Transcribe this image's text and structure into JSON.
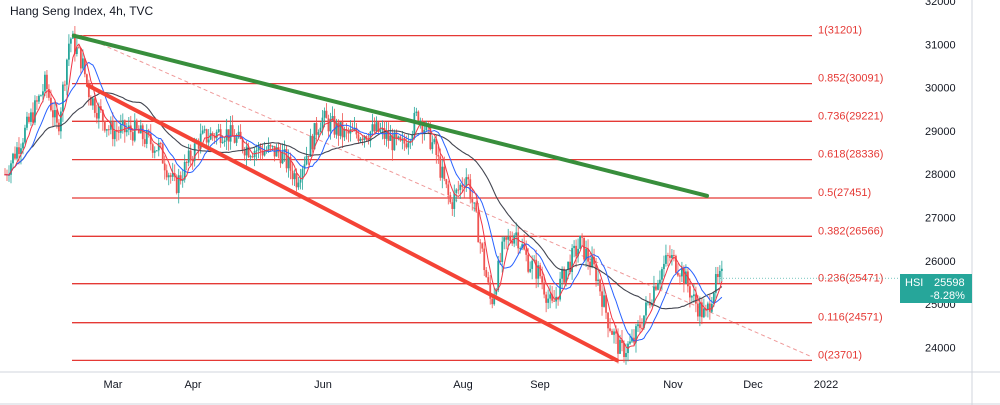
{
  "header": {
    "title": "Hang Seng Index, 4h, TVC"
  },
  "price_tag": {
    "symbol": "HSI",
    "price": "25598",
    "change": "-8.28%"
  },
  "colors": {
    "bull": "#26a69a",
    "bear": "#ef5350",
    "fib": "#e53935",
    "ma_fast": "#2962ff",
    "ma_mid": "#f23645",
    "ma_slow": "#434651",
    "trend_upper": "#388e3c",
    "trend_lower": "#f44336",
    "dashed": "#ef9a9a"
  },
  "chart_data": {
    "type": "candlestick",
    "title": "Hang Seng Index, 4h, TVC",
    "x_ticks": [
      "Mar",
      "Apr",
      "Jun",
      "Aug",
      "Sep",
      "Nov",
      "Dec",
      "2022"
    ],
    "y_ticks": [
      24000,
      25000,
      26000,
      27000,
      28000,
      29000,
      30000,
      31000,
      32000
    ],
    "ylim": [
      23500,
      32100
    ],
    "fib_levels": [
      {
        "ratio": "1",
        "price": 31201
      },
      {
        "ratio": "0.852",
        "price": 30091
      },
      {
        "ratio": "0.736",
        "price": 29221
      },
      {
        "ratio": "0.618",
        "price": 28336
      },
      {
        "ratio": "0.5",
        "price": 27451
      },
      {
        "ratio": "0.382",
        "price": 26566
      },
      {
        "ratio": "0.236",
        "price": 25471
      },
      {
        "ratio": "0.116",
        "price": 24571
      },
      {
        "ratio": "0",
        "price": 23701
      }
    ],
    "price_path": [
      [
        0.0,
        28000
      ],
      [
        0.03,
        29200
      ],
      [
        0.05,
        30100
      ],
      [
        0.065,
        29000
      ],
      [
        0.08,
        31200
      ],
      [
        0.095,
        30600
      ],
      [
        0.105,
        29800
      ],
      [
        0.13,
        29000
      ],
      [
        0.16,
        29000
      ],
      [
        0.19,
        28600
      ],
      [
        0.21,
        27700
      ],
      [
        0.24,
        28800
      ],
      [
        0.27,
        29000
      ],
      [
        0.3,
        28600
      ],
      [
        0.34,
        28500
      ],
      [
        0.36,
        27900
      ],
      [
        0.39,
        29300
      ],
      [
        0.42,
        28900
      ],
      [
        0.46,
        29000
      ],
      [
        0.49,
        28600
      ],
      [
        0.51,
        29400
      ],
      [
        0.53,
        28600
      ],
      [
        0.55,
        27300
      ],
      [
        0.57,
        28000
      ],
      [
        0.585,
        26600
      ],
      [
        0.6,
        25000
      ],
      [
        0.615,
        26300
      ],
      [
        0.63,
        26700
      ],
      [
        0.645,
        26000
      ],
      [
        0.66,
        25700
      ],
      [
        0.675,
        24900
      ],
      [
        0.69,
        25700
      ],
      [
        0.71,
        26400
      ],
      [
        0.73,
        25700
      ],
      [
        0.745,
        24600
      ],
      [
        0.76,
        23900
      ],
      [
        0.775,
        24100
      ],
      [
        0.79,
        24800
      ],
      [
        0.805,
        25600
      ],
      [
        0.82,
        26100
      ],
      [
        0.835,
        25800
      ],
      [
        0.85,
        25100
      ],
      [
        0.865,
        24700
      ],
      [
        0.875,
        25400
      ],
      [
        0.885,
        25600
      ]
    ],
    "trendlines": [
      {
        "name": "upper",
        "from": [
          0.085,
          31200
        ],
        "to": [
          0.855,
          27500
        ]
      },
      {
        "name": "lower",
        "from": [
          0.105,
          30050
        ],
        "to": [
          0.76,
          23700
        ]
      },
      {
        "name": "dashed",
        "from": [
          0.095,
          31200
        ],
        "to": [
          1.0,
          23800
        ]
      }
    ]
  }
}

__________

• Exercise details
Transcribe the material exactly, and leave out whatever pictures it holds.

• Problem solution
Transcribe this image's text and structure into JSON.
{
  "header": {
    "title": "Hang Seng Index, 4h, TVC"
  },
  "price_tag": {
    "symbol": "HSI",
    "price": "25598",
    "change": "-8.28%"
  },
  "colors": {
    "bull": "#26a69a",
    "bear": "#ef5350",
    "fib": "#e53935",
    "ma_fast": "#2962ff",
    "ma_mid": "#f23645",
    "ma_slow": "#434651",
    "trend_upper": "#388e3c",
    "trend_lower": "#f44336",
    "dashed": "#ef9a9a"
  },
  "chart_data": {
    "type": "candlestick",
    "title": "Hang Seng Index, 4h, TVC",
    "x_ticks": [
      "Mar",
      "Apr",
      "Jun",
      "Aug",
      "Sep",
      "Nov",
      "Dec",
      "2022"
    ],
    "y_ticks": [
      24000,
      25000,
      26000,
      27000,
      28000,
      29000,
      30000,
      31000,
      32000
    ],
    "ylim": [
      23500,
      32100
    ],
    "fib_levels": [
      {
        "ratio": "1",
        "price": 31201
      },
      {
        "ratio": "0.852",
        "price": 30091
      },
      {
        "ratio": "0.736",
        "price": 29221
      },
      {
        "ratio": "0.618",
        "price": 28336
      },
      {
        "ratio": "0.5",
        "price": 27451
      },
      {
        "ratio": "0.382",
        "price": 26566
      },
      {
        "ratio": "0.236",
        "price": 25471
      },
      {
        "ratio": "0.116",
        "price": 24571
      },
      {
        "ratio": "0",
        "price": 23701
      }
    ],
    "price_path": [
      [
        0.0,
        28000
      ],
      [
        0.03,
        29200
      ],
      [
        0.05,
        30100
      ],
      [
        0.065,
        29000
      ],
      [
        0.08,
        31200
      ],
      [
        0.095,
        30600
      ],
      [
        0.105,
        29800
      ],
      [
        0.13,
        29000
      ],
      [
        0.16,
        29000
      ],
      [
        0.19,
        28600
      ],
      [
        0.21,
        27700
      ],
      [
        0.24,
        28800
      ],
      [
        0.27,
        29000
      ],
      [
        0.3,
        28600
      ],
      [
        0.34,
        28500
      ],
      [
        0.36,
        27900
      ],
      [
        0.39,
        29300
      ],
      [
        0.42,
        28900
      ],
      [
        0.46,
        29000
      ],
      [
        0.49,
        28600
      ],
      [
        0.51,
        29400
      ],
      [
        0.53,
        28600
      ],
      [
        0.55,
        27300
      ],
      [
        0.57,
        28000
      ],
      [
        0.585,
        26600
      ],
      [
        0.6,
        25000
      ],
      [
        0.615,
        26300
      ],
      [
        0.63,
        26700
      ],
      [
        0.645,
        26000
      ],
      [
        0.66,
        25700
      ],
      [
        0.675,
        24900
      ],
      [
        0.69,
        25700
      ],
      [
        0.71,
        26400
      ],
      [
        0.73,
        25700
      ],
      [
        0.745,
        24600
      ],
      [
        0.76,
        23900
      ],
      [
        0.775,
        24100
      ],
      [
        0.79,
        24800
      ],
      [
        0.805,
        25600
      ],
      [
        0.82,
        26100
      ],
      [
        0.835,
        25800
      ],
      [
        0.85,
        25100
      ],
      [
        0.865,
        24700
      ],
      [
        0.875,
        25400
      ],
      [
        0.885,
        25600
      ]
    ],
    "trendlines": [
      {
        "name": "upper",
        "from": [
          0.085,
          31200
        ],
        "to": [
          0.855,
          27500
        ]
      },
      {
        "name": "lower",
        "from": [
          0.105,
          30050
        ],
        "to": [
          0.76,
          23700
        ]
      },
      {
        "name": "dashed",
        "from": [
          0.095,
          31200
        ],
        "to": [
          1.0,
          23800
        ]
      }
    ]
  }
}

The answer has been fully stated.